** Begin **

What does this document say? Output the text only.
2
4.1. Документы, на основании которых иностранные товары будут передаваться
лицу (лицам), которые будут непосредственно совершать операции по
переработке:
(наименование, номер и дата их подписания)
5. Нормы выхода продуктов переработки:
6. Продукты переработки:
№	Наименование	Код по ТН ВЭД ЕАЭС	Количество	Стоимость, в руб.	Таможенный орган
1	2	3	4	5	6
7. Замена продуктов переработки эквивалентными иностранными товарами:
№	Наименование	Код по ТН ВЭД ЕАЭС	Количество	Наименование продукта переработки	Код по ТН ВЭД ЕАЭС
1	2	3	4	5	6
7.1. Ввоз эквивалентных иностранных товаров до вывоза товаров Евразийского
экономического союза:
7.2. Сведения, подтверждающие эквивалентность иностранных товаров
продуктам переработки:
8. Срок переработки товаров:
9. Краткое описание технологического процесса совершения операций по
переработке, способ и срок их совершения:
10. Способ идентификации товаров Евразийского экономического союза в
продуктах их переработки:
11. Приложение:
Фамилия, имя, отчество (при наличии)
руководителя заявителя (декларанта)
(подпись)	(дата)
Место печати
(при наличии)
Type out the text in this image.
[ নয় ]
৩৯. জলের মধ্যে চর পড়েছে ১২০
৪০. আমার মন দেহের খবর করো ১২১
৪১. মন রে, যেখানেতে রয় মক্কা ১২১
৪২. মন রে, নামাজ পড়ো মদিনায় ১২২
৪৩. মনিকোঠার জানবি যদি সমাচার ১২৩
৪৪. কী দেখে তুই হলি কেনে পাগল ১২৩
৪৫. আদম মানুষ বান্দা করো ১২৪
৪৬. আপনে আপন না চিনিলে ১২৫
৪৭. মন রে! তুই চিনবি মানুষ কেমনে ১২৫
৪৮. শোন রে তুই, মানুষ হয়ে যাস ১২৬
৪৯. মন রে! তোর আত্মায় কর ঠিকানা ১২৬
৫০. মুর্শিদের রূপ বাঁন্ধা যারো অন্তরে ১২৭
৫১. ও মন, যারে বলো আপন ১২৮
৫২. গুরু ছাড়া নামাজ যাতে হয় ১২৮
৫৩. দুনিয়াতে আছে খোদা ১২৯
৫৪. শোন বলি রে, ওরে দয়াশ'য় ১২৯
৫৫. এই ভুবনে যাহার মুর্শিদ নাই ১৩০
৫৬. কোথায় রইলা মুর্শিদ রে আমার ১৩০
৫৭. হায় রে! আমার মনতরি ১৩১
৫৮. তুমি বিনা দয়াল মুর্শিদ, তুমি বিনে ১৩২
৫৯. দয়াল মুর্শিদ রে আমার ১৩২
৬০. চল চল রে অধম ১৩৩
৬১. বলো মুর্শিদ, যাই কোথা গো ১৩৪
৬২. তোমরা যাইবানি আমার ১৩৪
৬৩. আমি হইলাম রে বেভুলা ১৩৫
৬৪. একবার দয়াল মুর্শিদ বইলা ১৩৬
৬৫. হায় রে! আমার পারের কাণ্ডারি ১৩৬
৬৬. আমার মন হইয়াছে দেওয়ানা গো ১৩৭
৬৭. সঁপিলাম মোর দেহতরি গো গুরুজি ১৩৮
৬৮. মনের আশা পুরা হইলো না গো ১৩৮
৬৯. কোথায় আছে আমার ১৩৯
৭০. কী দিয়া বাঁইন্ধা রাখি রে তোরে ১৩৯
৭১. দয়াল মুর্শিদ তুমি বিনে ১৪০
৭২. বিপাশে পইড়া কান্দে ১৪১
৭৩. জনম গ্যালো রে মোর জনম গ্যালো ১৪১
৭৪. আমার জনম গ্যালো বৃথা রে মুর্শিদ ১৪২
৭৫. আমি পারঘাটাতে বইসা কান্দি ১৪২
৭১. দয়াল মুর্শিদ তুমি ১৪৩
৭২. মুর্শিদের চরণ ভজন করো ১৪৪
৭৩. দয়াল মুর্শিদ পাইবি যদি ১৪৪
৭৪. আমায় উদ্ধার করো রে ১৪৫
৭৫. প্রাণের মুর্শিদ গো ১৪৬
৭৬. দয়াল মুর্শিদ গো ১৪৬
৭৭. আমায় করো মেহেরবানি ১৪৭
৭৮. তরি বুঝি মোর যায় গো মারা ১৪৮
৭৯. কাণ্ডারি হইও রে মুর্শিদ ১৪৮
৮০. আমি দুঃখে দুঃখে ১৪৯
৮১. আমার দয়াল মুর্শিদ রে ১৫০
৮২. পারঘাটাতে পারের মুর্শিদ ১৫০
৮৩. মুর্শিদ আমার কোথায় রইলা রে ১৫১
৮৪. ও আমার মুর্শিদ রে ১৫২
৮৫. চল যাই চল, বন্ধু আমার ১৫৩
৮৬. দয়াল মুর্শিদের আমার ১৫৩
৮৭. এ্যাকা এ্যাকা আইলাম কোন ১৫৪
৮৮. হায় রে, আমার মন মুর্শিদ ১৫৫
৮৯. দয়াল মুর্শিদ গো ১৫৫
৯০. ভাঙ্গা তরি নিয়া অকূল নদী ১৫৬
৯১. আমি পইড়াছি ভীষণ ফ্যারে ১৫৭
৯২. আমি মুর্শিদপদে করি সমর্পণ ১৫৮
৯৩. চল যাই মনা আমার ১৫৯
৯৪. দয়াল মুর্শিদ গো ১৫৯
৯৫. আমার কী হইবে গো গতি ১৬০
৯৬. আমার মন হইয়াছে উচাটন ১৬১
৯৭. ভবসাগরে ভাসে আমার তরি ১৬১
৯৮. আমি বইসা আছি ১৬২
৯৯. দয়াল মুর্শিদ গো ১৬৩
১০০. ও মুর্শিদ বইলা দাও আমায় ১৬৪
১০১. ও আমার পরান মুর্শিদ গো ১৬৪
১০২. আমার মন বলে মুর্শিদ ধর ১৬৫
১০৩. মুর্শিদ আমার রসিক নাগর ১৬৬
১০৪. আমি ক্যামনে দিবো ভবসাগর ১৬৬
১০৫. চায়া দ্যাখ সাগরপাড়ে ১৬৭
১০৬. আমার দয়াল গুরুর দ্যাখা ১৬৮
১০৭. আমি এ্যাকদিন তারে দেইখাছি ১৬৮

** End **

• Problem to solve: State the number of lines in the records that contain the string "this", and nothing more.

• Output of the task: 2